[Dataset listings of figures]
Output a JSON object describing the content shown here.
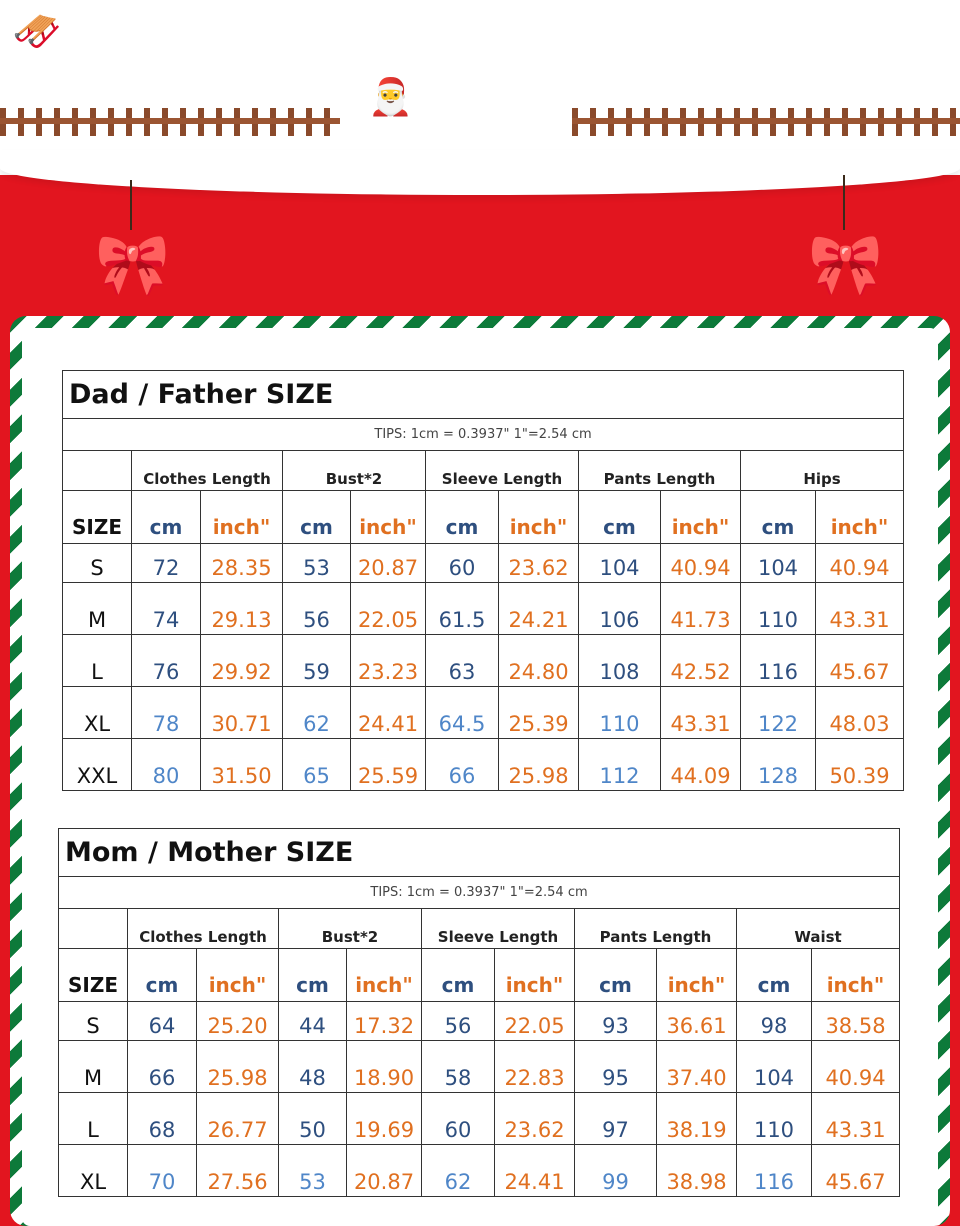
{
  "colors": {
    "background_red": "#e2151f",
    "stripe_green": "#0d7a3a",
    "cm_blue": "#2e4f7f",
    "cm_blue_light": "#4f86c8",
    "inch_orange": "#e07020"
  },
  "decorations": [
    "santa-sleigh",
    "fence",
    "santa-slingshot",
    "christmas-bow-bells"
  ],
  "tables": [
    {
      "title": "Dad / Father  SIZE",
      "tips": "TIPS: 1cm = 0.3937\"   1\"=2.54 cm",
      "size_label": "SIZE",
      "cm_label": "cm",
      "inch_label": "inch\"",
      "groups": [
        "Clothes Length",
        "Bust*2",
        "Sleeve Length",
        "Pants Length",
        "Hips"
      ],
      "rows": [
        {
          "size": "S",
          "values": [
            "72",
            "28.35",
            "53",
            "20.87",
            "60",
            "23.62",
            "104",
            "40.94",
            "104",
            "40.94"
          ]
        },
        {
          "size": "M",
          "values": [
            "74",
            "29.13",
            "56",
            "22.05",
            "61.5",
            "24.21",
            "106",
            "41.73",
            "110",
            "43.31"
          ]
        },
        {
          "size": "L",
          "values": [
            "76",
            "29.92",
            "59",
            "23.23",
            "63",
            "24.80",
            "108",
            "42.52",
            "116",
            "45.67"
          ]
        },
        {
          "size": "XL",
          "values": [
            "78",
            "30.71",
            "62",
            "24.41",
            "64.5",
            "25.39",
            "110",
            "43.31",
            "122",
            "48.03"
          ]
        },
        {
          "size": "XXL",
          "values": [
            "80",
            "31.50",
            "65",
            "25.59",
            "66",
            "25.98",
            "112",
            "44.09",
            "128",
            "50.39"
          ]
        }
      ]
    },
    {
      "title": "Mom / Mother  SIZE",
      "tips": "TIPS: 1cm = 0.3937\"   1\"=2.54 cm",
      "size_label": "SIZE",
      "cm_label": "cm",
      "inch_label": "inch\"",
      "groups": [
        "Clothes Length",
        "Bust*2",
        "Sleeve Length",
        "Pants Length",
        "Waist"
      ],
      "rows": [
        {
          "size": "S",
          "values": [
            "64",
            "25.20",
            "44",
            "17.32",
            "56",
            "22.05",
            "93",
            "36.61",
            "98",
            "38.58"
          ]
        },
        {
          "size": "M",
          "values": [
            "66",
            "25.98",
            "48",
            "18.90",
            "58",
            "22.83",
            "95",
            "37.40",
            "104",
            "40.94"
          ]
        },
        {
          "size": "L",
          "values": [
            "68",
            "26.77",
            "50",
            "19.69",
            "60",
            "23.62",
            "97",
            "38.19",
            "110",
            "43.31"
          ]
        },
        {
          "size": "XL",
          "values": [
            "70",
            "27.56",
            "53",
            "20.87",
            "62",
            "24.41",
            "99",
            "38.98",
            "116",
            "45.67"
          ]
        }
      ]
    }
  ]
}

• **Aim**
All the lines above are to be given again exactly as they read, with the pictures removed.

• **Task answer**
Output a JSON object describing the content shown here.
{
  "colors": {
    "background_red": "#e2151f",
    "stripe_green": "#0d7a3a",
    "cm_blue": "#2e4f7f",
    "cm_blue_light": "#4f86c8",
    "inch_orange": "#e07020"
  },
  "decorations": [
    "santa-sleigh",
    "fence",
    "santa-slingshot",
    "christmas-bow-bells"
  ],
  "tables": [
    {
      "title": "Dad / Father  SIZE",
      "tips": "TIPS: 1cm = 0.3937\"   1\"=2.54 cm",
      "size_label": "SIZE",
      "cm_label": "cm",
      "inch_label": "inch\"",
      "groups": [
        "Clothes Length",
        "Bust*2",
        "Sleeve Length",
        "Pants Length",
        "Hips"
      ],
      "rows": [
        {
          "size": "S",
          "values": [
            "72",
            "28.35",
            "53",
            "20.87",
            "60",
            "23.62",
            "104",
            "40.94",
            "104",
            "40.94"
          ]
        },
        {
          "size": "M",
          "values": [
            "74",
            "29.13",
            "56",
            "22.05",
            "61.5",
            "24.21",
            "106",
            "41.73",
            "110",
            "43.31"
          ]
        },
        {
          "size": "L",
          "values": [
            "76",
            "29.92",
            "59",
            "23.23",
            "63",
            "24.80",
            "108",
            "42.52",
            "116",
            "45.67"
          ]
        },
        {
          "size": "XL",
          "values": [
            "78",
            "30.71",
            "62",
            "24.41",
            "64.5",
            "25.39",
            "110",
            "43.31",
            "122",
            "48.03"
          ]
        },
        {
          "size": "XXL",
          "values": [
            "80",
            "31.50",
            "65",
            "25.59",
            "66",
            "25.98",
            "112",
            "44.09",
            "128",
            "50.39"
          ]
        }
      ]
    },
    {
      "title": "Mom / Mother  SIZE",
      "tips": "TIPS: 1cm = 0.3937\"   1\"=2.54 cm",
      "size_label": "SIZE",
      "cm_label": "cm",
      "inch_label": "inch\"",
      "groups": [
        "Clothes Length",
        "Bust*2",
        "Sleeve Length",
        "Pants Length",
        "Waist"
      ],
      "rows": [
        {
          "size": "S",
          "values": [
            "64",
            "25.20",
            "44",
            "17.32",
            "56",
            "22.05",
            "93",
            "36.61",
            "98",
            "38.58"
          ]
        },
        {
          "size": "M",
          "values": [
            "66",
            "25.98",
            "48",
            "18.90",
            "58",
            "22.83",
            "95",
            "37.40",
            "104",
            "40.94"
          ]
        },
        {
          "size": "L",
          "values": [
            "68",
            "26.77",
            "50",
            "19.69",
            "60",
            "23.62",
            "97",
            "38.19",
            "110",
            "43.31"
          ]
        },
        {
          "size": "XL",
          "values": [
            "70",
            "27.56",
            "53",
            "20.87",
            "62",
            "24.41",
            "99",
            "38.98",
            "116",
            "45.67"
          ]
        }
      ]
    }
  ]
}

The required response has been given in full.